Run through the records and show each line that includes the string "dual".

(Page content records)
>>>

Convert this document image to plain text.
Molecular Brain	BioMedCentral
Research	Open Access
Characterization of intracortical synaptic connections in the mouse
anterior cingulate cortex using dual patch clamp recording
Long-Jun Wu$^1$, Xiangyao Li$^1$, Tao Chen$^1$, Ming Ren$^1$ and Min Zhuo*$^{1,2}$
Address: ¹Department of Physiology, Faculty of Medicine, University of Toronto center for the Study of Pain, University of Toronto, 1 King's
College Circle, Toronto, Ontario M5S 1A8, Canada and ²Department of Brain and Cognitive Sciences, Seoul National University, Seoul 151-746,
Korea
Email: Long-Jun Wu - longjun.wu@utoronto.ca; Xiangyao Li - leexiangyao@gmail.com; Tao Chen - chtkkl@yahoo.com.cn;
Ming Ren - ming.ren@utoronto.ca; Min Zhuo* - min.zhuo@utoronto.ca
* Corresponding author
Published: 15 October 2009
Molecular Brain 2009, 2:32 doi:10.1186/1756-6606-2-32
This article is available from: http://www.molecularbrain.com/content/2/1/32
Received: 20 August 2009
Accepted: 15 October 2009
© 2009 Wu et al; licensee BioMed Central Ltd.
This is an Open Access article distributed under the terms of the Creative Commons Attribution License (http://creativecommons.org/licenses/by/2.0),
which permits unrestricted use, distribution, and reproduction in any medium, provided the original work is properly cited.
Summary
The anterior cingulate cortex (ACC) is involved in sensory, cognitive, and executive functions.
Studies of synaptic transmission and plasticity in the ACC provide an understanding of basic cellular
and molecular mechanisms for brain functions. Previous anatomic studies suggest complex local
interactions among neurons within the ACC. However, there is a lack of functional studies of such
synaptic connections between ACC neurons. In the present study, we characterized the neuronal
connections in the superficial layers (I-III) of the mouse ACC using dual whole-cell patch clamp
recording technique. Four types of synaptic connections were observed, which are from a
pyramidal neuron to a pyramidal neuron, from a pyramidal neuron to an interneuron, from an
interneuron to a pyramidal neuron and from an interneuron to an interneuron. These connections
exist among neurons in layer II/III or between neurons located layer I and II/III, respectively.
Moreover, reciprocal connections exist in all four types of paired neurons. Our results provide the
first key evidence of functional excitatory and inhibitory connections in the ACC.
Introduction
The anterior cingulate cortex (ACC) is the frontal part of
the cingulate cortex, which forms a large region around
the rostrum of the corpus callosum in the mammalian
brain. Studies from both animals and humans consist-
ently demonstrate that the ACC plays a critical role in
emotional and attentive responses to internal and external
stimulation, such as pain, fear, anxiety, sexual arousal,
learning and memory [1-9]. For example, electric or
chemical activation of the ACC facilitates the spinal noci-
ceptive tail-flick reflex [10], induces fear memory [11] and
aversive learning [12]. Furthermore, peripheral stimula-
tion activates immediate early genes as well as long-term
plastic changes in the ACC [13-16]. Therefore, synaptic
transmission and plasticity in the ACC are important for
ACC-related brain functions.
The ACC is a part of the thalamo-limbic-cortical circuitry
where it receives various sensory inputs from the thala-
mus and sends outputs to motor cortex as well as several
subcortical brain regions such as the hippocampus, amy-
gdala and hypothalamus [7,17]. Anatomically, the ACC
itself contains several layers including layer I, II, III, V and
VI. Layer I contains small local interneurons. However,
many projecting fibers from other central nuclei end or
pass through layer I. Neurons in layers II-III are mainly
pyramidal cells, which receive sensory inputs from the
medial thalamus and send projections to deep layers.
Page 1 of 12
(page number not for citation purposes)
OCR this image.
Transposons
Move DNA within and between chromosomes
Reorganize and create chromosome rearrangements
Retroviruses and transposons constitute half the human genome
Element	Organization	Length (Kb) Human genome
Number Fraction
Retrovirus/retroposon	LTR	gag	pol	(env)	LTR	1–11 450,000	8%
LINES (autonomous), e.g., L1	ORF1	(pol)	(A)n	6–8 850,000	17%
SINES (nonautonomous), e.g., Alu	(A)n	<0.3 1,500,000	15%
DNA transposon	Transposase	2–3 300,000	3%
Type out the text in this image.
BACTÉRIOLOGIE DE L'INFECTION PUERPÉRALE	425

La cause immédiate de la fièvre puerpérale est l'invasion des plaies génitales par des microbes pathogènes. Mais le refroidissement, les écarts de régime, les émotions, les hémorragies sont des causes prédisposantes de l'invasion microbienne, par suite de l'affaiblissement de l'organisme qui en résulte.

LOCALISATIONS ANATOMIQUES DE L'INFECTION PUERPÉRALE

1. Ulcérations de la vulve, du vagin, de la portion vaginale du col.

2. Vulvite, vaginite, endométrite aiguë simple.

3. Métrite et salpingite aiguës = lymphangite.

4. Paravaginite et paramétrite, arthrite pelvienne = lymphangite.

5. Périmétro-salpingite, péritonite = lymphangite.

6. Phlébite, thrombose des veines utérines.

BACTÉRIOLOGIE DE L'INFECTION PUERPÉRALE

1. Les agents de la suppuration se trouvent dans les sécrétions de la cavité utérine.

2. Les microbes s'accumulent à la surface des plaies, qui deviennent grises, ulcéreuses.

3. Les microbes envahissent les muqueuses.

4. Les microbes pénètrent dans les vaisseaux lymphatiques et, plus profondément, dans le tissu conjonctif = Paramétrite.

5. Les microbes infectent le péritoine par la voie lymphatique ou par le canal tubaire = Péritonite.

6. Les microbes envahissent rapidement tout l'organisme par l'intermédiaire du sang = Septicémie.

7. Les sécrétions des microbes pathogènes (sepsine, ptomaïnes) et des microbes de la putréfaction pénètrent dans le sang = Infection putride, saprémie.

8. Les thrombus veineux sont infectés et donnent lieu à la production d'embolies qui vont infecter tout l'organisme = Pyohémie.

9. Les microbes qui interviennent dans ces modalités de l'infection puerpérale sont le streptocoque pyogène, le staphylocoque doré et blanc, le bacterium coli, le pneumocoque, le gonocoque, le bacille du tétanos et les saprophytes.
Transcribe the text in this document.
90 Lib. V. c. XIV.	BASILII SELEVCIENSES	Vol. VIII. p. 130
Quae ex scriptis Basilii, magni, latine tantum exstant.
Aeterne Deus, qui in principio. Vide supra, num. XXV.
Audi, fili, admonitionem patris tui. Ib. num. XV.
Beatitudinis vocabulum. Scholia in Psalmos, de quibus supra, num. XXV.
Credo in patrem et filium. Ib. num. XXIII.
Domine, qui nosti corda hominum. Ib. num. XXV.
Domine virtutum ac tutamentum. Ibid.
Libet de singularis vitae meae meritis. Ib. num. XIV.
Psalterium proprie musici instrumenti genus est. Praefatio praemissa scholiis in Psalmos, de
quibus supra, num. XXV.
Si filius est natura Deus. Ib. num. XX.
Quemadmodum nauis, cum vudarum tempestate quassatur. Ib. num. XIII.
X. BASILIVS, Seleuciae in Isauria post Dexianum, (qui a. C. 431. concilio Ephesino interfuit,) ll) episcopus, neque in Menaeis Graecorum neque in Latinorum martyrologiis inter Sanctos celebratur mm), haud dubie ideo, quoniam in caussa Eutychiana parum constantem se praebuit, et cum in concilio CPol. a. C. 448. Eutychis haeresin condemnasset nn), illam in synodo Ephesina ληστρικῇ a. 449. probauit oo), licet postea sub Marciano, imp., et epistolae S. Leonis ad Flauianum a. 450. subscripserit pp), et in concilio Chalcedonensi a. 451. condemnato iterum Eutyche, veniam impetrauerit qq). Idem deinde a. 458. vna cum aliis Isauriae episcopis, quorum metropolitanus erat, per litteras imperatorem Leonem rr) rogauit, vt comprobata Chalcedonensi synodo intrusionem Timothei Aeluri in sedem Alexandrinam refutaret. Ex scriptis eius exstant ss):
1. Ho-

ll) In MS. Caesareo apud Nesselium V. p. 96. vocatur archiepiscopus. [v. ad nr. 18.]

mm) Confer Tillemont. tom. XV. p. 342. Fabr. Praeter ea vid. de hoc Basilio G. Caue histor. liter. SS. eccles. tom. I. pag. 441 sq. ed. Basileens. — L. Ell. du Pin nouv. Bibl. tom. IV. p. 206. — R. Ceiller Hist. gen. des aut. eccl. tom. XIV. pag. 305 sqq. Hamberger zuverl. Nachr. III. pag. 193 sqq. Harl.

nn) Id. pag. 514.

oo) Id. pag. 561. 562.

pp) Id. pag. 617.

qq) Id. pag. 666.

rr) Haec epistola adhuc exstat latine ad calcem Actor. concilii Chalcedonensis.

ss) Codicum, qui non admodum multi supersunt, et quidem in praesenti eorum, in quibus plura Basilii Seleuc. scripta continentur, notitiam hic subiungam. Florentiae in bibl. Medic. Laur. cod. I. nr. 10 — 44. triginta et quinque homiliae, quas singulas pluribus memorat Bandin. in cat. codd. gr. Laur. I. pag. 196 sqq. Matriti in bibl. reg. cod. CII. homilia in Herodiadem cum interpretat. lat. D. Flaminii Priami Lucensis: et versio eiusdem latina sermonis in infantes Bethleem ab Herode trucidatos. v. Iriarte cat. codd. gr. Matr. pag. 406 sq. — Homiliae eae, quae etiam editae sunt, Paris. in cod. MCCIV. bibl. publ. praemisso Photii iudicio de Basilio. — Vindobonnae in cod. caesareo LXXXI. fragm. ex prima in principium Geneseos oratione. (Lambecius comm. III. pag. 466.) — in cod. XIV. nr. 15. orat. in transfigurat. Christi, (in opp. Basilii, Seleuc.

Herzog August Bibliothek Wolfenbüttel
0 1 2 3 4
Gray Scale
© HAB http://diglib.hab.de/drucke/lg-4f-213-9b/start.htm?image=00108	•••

<<<

=== RESULT ===
anterior cingulate cortex using dual patch clamp recording
connections in the superficial layers (I-III) of the mouse ACC using dual whole-cell patch clamp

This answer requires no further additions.